Task prompt. Find every line of the listing below where "meses" appears, and copy it.

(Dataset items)
________________________________________

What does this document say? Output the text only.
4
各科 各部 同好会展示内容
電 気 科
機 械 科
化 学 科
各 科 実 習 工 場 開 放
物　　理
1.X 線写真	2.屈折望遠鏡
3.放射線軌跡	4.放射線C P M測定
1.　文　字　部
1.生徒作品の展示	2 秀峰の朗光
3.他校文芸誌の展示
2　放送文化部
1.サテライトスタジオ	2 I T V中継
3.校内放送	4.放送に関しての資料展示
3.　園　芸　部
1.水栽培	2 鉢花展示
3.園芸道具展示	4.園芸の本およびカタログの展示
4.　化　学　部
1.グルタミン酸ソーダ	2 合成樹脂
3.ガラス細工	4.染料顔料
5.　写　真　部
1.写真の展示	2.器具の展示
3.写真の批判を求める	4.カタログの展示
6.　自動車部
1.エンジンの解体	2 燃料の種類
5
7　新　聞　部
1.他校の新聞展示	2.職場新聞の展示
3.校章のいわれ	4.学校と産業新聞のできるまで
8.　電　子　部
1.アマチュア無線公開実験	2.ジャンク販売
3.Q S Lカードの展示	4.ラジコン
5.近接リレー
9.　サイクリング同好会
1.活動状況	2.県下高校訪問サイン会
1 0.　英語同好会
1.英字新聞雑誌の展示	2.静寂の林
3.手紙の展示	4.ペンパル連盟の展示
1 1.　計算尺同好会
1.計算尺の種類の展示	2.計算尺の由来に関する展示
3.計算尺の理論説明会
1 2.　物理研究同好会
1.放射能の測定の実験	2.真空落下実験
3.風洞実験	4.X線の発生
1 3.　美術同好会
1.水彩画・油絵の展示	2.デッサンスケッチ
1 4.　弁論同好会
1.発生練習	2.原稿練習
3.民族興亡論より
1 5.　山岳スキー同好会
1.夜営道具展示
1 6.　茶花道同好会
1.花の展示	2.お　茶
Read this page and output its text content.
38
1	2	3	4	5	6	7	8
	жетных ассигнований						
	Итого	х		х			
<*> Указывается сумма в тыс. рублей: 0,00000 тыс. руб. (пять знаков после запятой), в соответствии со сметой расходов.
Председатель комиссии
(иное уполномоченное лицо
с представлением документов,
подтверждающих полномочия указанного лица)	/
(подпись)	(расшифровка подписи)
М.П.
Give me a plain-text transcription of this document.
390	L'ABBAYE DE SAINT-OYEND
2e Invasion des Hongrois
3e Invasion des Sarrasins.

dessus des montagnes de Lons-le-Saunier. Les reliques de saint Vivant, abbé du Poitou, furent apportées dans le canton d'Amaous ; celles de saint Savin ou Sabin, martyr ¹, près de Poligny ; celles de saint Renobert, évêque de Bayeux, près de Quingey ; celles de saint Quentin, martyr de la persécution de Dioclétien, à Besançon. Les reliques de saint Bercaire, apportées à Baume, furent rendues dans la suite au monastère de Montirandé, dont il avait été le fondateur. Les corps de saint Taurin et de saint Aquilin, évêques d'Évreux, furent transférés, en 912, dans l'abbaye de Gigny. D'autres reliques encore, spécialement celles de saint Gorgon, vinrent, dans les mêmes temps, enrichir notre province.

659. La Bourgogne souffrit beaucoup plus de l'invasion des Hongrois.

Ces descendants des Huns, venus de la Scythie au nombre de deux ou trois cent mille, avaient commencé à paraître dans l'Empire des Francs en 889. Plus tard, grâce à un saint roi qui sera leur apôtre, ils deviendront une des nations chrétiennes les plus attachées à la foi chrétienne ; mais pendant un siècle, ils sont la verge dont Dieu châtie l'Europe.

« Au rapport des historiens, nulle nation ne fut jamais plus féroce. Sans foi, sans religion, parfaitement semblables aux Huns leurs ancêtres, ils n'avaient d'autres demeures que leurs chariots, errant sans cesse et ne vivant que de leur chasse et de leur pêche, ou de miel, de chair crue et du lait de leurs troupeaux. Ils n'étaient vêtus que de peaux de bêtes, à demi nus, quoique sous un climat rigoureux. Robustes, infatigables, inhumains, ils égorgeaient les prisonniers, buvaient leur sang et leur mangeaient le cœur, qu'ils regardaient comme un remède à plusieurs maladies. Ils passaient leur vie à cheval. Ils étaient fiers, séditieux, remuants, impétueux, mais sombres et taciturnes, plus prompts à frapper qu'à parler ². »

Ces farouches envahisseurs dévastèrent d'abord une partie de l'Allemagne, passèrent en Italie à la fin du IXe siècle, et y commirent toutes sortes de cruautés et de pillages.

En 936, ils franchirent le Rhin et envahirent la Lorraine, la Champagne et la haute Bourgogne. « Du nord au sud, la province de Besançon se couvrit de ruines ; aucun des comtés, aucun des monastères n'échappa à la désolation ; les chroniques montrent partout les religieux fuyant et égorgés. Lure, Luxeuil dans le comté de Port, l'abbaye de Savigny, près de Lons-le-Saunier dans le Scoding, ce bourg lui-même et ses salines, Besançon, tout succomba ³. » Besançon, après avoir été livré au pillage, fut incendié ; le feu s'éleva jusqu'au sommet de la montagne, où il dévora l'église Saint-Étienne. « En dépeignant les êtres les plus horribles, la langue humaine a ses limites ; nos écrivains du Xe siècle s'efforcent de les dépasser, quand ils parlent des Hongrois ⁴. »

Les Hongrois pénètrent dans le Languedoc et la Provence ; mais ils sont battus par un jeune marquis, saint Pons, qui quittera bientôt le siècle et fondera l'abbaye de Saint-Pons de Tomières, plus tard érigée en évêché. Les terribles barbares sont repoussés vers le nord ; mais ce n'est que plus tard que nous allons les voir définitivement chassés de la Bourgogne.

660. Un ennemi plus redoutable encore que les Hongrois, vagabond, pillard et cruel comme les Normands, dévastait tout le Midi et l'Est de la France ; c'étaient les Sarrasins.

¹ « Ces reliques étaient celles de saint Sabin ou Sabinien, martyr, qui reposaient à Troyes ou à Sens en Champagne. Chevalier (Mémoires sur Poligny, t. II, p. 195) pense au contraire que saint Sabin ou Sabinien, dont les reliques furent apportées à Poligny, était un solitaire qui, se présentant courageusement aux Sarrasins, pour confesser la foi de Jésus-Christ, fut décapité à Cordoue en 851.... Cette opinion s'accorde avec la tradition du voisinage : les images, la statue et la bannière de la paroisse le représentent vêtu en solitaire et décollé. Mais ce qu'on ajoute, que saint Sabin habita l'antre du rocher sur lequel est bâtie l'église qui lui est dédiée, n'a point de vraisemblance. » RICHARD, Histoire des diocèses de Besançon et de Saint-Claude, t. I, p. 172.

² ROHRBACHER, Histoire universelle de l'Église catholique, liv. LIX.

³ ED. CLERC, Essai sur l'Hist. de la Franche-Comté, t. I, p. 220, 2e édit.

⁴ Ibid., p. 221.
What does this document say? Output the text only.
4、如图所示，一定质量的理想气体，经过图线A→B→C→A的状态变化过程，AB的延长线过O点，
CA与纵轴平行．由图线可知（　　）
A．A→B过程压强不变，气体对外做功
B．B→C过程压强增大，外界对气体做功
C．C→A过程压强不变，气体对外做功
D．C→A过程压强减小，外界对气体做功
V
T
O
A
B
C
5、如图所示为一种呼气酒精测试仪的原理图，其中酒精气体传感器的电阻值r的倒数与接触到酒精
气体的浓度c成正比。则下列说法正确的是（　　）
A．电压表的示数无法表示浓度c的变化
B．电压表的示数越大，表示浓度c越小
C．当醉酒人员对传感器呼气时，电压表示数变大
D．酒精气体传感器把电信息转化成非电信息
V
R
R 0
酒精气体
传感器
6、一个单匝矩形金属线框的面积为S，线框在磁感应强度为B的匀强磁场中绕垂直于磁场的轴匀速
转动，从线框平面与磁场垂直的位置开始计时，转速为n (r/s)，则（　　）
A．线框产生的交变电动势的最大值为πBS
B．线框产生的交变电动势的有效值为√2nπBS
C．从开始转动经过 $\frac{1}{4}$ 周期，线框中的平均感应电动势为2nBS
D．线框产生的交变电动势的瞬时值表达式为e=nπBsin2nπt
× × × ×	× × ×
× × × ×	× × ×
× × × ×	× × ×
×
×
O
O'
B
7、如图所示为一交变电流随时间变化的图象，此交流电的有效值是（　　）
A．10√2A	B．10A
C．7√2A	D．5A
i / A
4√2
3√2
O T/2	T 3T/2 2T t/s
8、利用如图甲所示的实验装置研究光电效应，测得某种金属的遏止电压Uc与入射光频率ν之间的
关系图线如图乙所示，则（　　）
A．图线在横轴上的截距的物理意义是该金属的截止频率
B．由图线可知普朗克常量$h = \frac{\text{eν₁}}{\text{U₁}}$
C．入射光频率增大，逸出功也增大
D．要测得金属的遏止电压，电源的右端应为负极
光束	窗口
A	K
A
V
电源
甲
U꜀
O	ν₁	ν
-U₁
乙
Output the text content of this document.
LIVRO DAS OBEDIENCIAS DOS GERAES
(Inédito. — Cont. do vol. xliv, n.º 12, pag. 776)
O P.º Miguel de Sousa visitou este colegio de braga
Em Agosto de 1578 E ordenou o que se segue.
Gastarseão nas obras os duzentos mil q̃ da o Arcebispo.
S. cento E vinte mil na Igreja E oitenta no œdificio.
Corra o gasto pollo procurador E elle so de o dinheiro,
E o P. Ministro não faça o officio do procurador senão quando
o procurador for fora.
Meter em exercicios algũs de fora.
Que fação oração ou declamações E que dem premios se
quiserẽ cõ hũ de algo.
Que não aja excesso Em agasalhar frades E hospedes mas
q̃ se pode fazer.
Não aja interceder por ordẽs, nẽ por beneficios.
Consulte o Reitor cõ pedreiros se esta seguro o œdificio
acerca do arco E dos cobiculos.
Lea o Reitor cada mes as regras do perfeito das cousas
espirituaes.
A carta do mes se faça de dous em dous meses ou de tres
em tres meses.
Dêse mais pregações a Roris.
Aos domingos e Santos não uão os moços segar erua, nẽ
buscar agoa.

________________________________________

Task output.
A carta do mes se faça de dous em dous meses ou de tres
em tres meses.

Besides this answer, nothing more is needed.